» TASK DESCRIPTION
Read through the entries below and copy each line where "ylabel" turns up.

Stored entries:
************

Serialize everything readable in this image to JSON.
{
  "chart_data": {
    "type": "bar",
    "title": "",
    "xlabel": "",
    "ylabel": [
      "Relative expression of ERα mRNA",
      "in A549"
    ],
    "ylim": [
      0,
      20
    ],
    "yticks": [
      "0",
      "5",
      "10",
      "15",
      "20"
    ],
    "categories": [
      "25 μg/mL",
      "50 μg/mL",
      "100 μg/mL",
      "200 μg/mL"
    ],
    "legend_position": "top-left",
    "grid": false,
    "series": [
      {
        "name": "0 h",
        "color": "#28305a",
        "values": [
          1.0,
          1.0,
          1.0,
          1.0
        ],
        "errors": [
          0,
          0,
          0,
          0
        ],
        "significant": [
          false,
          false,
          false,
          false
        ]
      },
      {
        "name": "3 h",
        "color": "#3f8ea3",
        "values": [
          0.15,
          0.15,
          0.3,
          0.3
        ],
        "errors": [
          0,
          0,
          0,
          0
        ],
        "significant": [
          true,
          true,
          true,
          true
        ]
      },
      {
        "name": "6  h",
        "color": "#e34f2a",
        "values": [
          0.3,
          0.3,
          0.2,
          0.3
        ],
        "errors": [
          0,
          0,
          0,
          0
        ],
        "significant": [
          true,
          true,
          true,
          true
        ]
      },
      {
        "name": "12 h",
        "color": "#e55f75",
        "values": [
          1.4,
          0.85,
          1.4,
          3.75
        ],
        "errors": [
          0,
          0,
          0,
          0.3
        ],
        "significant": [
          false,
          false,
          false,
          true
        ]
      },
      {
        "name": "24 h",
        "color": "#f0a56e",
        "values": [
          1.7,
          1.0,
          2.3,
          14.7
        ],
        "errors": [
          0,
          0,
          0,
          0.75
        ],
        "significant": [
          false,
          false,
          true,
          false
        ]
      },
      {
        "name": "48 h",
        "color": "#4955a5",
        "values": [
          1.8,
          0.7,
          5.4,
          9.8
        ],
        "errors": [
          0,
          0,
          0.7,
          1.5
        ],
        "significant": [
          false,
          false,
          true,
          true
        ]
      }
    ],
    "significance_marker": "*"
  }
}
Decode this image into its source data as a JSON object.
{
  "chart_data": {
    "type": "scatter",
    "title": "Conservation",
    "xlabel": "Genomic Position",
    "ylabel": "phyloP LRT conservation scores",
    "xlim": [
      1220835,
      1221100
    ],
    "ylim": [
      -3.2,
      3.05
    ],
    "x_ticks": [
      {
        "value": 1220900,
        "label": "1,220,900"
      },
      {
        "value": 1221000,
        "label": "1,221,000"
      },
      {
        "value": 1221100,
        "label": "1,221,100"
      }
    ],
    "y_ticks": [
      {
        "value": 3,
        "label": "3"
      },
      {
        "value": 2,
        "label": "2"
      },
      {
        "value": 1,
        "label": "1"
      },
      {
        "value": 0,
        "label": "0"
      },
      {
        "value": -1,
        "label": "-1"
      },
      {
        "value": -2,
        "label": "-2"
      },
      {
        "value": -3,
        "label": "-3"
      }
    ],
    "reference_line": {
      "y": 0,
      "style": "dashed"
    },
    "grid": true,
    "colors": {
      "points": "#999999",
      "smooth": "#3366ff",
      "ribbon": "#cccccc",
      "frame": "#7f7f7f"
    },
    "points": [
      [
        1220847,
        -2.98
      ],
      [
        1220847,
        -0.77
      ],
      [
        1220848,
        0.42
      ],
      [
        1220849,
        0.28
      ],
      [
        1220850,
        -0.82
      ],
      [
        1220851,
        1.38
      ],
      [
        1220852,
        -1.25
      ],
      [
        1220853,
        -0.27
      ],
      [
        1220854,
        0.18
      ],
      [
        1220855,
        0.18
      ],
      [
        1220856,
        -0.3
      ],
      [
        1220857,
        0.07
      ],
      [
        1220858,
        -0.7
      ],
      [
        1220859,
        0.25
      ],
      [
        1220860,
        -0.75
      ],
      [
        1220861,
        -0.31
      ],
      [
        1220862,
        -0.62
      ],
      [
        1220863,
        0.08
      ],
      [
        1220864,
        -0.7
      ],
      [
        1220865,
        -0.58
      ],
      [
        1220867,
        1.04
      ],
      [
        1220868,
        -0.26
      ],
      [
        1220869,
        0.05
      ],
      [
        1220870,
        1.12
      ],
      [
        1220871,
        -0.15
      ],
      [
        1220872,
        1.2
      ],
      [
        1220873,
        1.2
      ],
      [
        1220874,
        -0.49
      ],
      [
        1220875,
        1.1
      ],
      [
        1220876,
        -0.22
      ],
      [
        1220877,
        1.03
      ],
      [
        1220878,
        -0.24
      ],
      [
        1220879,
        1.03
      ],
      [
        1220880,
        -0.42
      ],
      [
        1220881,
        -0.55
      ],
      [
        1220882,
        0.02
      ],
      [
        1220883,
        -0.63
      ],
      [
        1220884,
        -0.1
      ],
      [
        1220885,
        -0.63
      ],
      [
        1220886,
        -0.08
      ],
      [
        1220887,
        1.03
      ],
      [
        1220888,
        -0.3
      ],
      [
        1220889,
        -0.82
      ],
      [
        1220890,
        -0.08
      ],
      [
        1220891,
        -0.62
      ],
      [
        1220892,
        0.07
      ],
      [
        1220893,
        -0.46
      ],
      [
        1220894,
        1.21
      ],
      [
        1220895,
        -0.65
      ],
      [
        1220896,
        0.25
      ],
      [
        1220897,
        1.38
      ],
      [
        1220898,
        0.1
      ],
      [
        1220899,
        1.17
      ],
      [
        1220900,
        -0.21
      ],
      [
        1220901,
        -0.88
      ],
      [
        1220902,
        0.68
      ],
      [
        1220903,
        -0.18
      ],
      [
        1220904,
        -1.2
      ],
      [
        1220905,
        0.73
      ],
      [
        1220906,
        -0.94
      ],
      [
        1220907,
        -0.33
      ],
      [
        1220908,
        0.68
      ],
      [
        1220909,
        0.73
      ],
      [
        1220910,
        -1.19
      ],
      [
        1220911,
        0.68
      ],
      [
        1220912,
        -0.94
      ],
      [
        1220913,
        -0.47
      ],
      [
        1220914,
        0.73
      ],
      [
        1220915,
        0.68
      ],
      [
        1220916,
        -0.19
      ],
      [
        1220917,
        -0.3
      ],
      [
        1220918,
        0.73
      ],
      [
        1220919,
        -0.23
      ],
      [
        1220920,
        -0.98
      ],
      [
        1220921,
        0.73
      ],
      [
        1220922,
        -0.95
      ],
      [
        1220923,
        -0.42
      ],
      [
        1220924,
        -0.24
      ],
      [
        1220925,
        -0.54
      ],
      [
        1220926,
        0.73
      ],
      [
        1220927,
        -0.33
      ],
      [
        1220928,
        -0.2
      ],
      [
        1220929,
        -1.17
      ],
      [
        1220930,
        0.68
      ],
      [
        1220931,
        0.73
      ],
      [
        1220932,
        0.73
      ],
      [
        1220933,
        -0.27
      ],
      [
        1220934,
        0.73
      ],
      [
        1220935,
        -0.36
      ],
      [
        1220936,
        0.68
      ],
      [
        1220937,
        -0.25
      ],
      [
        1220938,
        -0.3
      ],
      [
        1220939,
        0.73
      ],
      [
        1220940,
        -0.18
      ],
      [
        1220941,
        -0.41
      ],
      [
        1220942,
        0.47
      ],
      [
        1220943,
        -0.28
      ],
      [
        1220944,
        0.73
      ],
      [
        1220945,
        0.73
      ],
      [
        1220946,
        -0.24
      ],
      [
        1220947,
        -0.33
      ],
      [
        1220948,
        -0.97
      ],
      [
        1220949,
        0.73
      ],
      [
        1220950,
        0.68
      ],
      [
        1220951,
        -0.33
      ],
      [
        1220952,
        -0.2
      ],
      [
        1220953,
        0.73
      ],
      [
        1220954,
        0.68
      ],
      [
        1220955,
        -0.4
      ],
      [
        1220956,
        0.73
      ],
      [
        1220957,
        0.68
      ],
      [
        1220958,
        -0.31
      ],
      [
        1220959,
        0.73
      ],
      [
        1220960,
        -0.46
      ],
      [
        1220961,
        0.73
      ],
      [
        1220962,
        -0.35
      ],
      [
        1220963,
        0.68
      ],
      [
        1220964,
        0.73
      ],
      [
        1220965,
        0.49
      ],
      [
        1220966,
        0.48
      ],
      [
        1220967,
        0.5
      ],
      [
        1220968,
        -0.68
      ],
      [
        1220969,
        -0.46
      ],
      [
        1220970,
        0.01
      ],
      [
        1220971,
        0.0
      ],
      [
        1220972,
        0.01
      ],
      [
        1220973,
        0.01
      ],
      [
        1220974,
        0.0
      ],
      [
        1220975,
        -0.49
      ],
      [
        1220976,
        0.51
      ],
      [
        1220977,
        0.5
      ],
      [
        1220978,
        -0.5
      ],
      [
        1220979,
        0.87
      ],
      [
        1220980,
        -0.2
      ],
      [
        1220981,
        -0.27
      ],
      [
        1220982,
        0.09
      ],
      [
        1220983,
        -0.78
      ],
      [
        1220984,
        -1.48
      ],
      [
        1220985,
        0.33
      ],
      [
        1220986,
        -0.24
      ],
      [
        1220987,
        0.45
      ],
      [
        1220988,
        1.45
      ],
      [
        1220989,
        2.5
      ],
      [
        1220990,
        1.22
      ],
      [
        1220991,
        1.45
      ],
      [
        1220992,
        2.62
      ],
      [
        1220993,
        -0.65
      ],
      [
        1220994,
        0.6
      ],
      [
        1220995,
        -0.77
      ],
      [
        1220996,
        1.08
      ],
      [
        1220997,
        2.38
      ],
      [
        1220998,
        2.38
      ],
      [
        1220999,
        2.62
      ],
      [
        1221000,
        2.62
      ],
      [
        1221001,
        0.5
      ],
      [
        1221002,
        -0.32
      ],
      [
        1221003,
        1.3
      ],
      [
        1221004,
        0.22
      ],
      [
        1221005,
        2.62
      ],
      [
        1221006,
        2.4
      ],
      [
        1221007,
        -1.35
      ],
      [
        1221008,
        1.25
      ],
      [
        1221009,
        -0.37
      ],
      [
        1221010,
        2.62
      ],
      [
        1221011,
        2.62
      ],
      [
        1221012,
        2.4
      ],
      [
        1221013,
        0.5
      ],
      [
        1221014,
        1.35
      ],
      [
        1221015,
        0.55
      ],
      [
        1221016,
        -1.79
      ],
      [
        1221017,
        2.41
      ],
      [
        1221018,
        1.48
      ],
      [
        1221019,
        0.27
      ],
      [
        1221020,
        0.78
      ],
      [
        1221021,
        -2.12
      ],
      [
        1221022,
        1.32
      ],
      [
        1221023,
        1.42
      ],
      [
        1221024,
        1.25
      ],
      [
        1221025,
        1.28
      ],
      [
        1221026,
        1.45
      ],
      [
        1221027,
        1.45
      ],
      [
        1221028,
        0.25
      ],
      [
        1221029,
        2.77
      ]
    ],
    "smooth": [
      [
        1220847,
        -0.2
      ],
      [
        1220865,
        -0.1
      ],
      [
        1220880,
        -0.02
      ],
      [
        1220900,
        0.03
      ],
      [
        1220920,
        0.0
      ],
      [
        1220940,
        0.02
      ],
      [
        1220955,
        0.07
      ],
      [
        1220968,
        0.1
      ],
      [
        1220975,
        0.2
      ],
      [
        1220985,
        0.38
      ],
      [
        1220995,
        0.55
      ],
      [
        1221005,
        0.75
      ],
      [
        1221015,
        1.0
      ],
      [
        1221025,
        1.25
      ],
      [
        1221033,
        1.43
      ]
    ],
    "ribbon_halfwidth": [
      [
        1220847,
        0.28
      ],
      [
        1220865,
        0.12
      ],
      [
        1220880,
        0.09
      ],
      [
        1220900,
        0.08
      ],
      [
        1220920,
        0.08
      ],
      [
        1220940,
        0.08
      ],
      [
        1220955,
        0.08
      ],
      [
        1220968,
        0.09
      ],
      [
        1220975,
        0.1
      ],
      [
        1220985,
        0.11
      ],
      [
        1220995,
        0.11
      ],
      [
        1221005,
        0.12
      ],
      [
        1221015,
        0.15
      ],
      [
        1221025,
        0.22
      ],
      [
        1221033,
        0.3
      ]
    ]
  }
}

************

» TASK SOLUTION
    "ylabel": [
    "ylabel": "phyloP LRT conservation scores",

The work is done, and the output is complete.